Nothing may be dropped or altered: reproduce all the data.

-- START --

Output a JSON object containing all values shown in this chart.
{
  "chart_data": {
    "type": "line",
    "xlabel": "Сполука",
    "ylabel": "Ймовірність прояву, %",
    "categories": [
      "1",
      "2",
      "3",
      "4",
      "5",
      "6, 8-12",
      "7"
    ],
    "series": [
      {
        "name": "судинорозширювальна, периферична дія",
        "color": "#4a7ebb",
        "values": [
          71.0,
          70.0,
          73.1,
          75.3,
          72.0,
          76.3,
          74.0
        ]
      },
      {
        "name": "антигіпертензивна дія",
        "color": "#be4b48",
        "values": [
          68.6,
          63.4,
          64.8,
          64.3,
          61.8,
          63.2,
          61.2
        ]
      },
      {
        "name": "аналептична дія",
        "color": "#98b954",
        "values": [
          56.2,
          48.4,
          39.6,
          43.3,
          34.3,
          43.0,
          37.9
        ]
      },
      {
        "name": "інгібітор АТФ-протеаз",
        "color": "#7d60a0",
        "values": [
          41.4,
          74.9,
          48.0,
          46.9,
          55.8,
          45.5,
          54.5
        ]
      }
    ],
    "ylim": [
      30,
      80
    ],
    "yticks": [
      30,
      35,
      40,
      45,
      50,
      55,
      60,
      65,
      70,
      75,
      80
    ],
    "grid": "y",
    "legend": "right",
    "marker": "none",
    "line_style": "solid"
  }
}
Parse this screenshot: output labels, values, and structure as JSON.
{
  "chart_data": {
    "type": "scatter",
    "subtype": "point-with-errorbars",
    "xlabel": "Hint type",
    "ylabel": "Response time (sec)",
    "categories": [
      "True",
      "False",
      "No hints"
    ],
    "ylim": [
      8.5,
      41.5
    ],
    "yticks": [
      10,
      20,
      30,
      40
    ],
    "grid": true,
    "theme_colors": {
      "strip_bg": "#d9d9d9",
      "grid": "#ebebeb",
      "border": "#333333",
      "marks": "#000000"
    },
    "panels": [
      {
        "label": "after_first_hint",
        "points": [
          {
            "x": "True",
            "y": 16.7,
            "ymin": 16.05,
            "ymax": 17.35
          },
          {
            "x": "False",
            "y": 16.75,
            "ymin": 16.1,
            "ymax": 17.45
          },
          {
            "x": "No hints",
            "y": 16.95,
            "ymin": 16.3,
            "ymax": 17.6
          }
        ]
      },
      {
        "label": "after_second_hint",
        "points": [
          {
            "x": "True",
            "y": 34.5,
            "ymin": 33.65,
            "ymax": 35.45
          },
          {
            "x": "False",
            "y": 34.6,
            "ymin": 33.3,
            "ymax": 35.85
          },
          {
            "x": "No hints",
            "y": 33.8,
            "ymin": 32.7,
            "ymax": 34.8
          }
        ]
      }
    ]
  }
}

-- END --

◆ EXERCISE OUTPUT ◆
Output a JSON object containing all values shown in this chart.
{
  "chart_data": {
    "type": "line",
    "xlabel": "Сполука",
    "ylabel": "Ймовірність прояву, %",
    "categories": [
      "1",
      "2",
      "3",
      "4",
      "5",
      "6, 8-12",
      "7"
    ],
    "series": [
      {
        "name": "судинорозширювальна, периферична дія",
        "color": "#4a7ebb",
        "values": [
          71.0,
          70.0,
          73.1,
          75.3,
          72.0,
          76.3,
          74.0
        ]
      },
      {
        "name": "антигіпертензивна дія",
        "color": "#be4b48",
        "values": [
          68.6,
          63.4,
          64.8,
          64.3,
          61.8,
          63.2,
          61.2
        ]
      },
      {
        "name": "аналептична дія",
        "color": "#98b954",
        "values": [
          56.2,
          48.4,
          39.6,
          43.3,
          34.3,
          43.0,
          37.9
        ]
      },
      {
        "name": "інгібітор АТФ-протеаз",
        "color": "#7d60a0",
        "values": [
          41.4,
          74.9,
          48.0,
          46.9,
          55.8,
          45.5,
          54.5
        ]
      }
    ],
    "ylim": [
      30,
      80
    ],
    "yticks": [
      30,
      35,
      40,
      45,
      50,
      55,
      60,
      65,
      70,
      75,
      80
    ],
    "grid": "y",
    "legend": "right",
    "marker": "none",
    "line_style": "solid"
  }
}
Parse this screenshot: output labels, values, and structure as JSON.
{
  "chart_data": {
    "type": "scatter",
    "subtype": "point-with-errorbars",
    "xlabel": "Hint type",
    "ylabel": "Response time (sec)",
    "categories": [
      "True",
      "False",
      "No hints"
    ],
    "ylim": [
      8.5,
      41.5
    ],
    "yticks": [
      10,
      20,
      30,
      40
    ],
    "grid": true,
    "theme_colors": {
      "strip_bg": "#d9d9d9",
      "grid": "#ebebeb",
      "border": "#333333",
      "marks": "#000000"
    },
    "panels": [
      {
        "label": "after_first_hint",
        "points": [
          {
            "x": "True",
            "y": 16.7,
            "ymin": 16.05,
            "ymax": 17.35
          },
          {
            "x": "False",
            "y": 16.75,
            "ymin": 16.1,
            "ymax": 17.45
          },
          {
            "x": "No hints",
            "y": 16.95,
            "ymin": 16.3,
            "ymax": 17.6
          }
        ]
      },
      {
        "label": "after_second_hint",
        "points": [
          {
            "x": "True",
            "y": 34.5,
            "ymin": 33.65,
            "ymax": 35.45
          },
          {
            "x": "False",
            "y": 34.6,
            "ymin": 33.3,
            "ymax": 35.85
          },
          {
            "x": "No hints",
            "y": 33.8,
            "ymin": 32.7,
            "ymax": 34.8
          }
        ]
      }
    ]
  }
}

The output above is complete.